• **Written exercise**
Omit images. Retype all entries verbatim.

• **Data listing**

==================================================

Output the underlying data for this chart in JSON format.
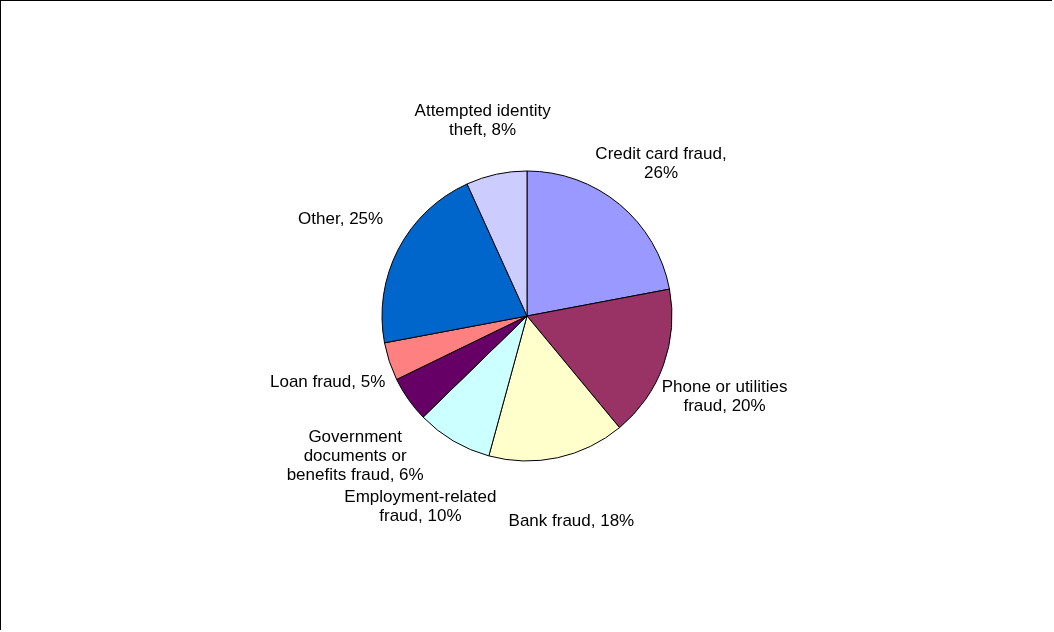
{
  "chart_data": {
    "type": "pie",
    "categories": [
      "Credit card fraud, 26%",
      "Phone or utilities fraud, 20%",
      "Bank fraud, 18%",
      "Employment-related fraud, 10%",
      "Government documents or benefits fraud, 6%",
      "Loan fraud, 5%",
      "Other, 25%",
      "Attempted identity theft, 8%"
    ],
    "values": [
      26,
      20,
      18,
      10,
      6,
      5,
      25,
      8
    ],
    "colors": [
      "#9999ff",
      "#993366",
      "#ffffcc",
      "#ccffff",
      "#660066",
      "#ff8080",
      "#0066cc",
      "#ccccff"
    ]
  }
}
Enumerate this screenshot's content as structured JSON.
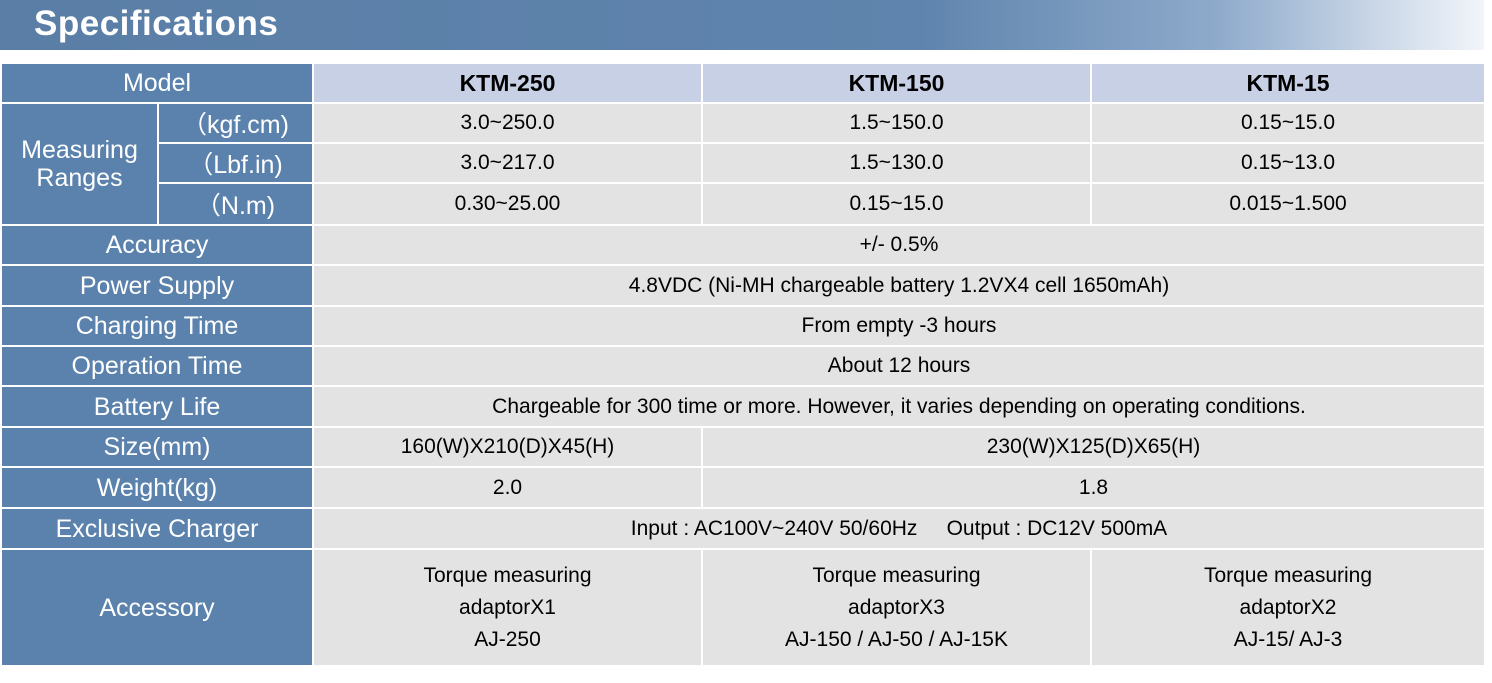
{
  "title": "Specifications",
  "columns": [
    "KTM-250",
    "KTM-150",
    "KTM-15"
  ],
  "labels": {
    "model": "Model",
    "measuring_ranges": [
      "Measuring",
      "Ranges"
    ],
    "units": [
      "（kgf.cm)",
      "（Lbf.in)",
      "（N.m)"
    ],
    "accuracy": "Accuracy",
    "power_supply": "Power Supply",
    "charging_time": "Charging Time",
    "operation_time": "Operation Time",
    "battery_life": "Battery Life",
    "size": "Size(mm)",
    "weight": "Weight(kg)",
    "charger": "Exclusive Charger",
    "accessory": "Accessory"
  },
  "ranges": [
    [
      "3.0~250.0",
      "1.5~150.0",
      "0.15~15.0"
    ],
    [
      "3.0~217.0",
      "1.5~130.0",
      "0.15~13.0"
    ],
    [
      "0.30~25.00",
      "0.15~15.0",
      "0.015~1.500"
    ]
  ],
  "accuracy": "+/- 0.5%",
  "power_supply": "4.8VDC (Ni-MH chargeable battery 1.2VX4 cell 1650mAh)",
  "charging_time": "From empty -3 hours",
  "operation_time": "About 12 hours",
  "battery_life": "Chargeable for 300 time or more. However, it varies depending on operating conditions.",
  "size": [
    "160(W)X210(D)X45(H)",
    "230(W)X125(D)X65(H)"
  ],
  "weight": [
    "2.0",
    "1.8"
  ],
  "charger": "Input : AC100V~240V 50/60Hz     Output : DC12V 500mA",
  "accessory": [
    [
      "Torque measuring",
      "adaptorX1",
      "AJ-250"
    ],
    [
      "Torque measuring",
      "adaptorX3",
      "AJ-150 / AJ-50 / AJ-15K"
    ],
    [
      "Torque measuring",
      "adaptorX2",
      "AJ-15/ AJ-3"
    ]
  ]
}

==================================================

• **Worked answer**
Output the underlying data for this chart in JSON format.
{
  "chart_data": {
    "type": "pie",
    "categories": [
      "Credit card fraud, 26%",
      "Phone or utilities fraud, 20%",
      "Bank fraud, 18%",
      "Employment-related fraud, 10%",
      "Government documents or benefits fraud, 6%",
      "Loan fraud, 5%",
      "Other, 25%",
      "Attempted identity theft, 8%"
    ],
    "values": [
      26,
      20,
      18,
      10,
      6,
      5,
      25,
      8
    ],
    "colors": [
      "#9999ff",
      "#993366",
      "#ffffcc",
      "#ccffff",
      "#660066",
      "#ff8080",
      "#0066cc",
      "#ccccff"
    ]
  }
}
Enumerate this screenshot's content as structured JSON.
{
  "title": "Specifications",
  "columns": [
    "KTM-250",
    "KTM-150",
    "KTM-15"
  ],
  "labels": {
    "model": "Model",
    "measuring_ranges": [
      "Measuring",
      "Ranges"
    ],
    "units": [
      "（kgf.cm)",
      "（Lbf.in)",
      "（N.m)"
    ],
    "accuracy": "Accuracy",
    "power_supply": "Power Supply",
    "charging_time": "Charging Time",
    "operation_time": "Operation Time",
    "battery_life": "Battery Life",
    "size": "Size(mm)",
    "weight": "Weight(kg)",
    "charger": "Exclusive Charger",
    "accessory": "Accessory"
  },
  "ranges": [
    [
      "3.0~250.0",
      "1.5~150.0",
      "0.15~15.0"
    ],
    [
      "3.0~217.0",
      "1.5~130.0",
      "0.15~13.0"
    ],
    [
      "0.30~25.00",
      "0.15~15.0",
      "0.015~1.500"
    ]
  ],
  "accuracy": "+/- 0.5%",
  "power_supply": "4.8VDC (Ni-MH chargeable battery 1.2VX4 cell 1650mAh)",
  "charging_time": "From empty -3 hours",
  "operation_time": "About 12 hours",
  "battery_life": "Chargeable for 300 time or more. However, it varies depending on operating conditions.",
  "size": [
    "160(W)X210(D)X45(H)",
    "230(W)X125(D)X65(H)"
  ],
  "weight": [
    "2.0",
    "1.8"
  ],
  "charger": "Input : AC100V~240V 50/60Hz     Output : DC12V 500mA",
  "accessory": [
    [
      "Torque measuring",
      "adaptorX1",
      "AJ-250"
    ],
    [
      "Torque measuring",
      "adaptorX3",
      "AJ-150 / AJ-50 / AJ-15K"
    ],
    [
      "Torque measuring",
      "adaptorX2",
      "AJ-15/ AJ-3"
    ]
  ]
}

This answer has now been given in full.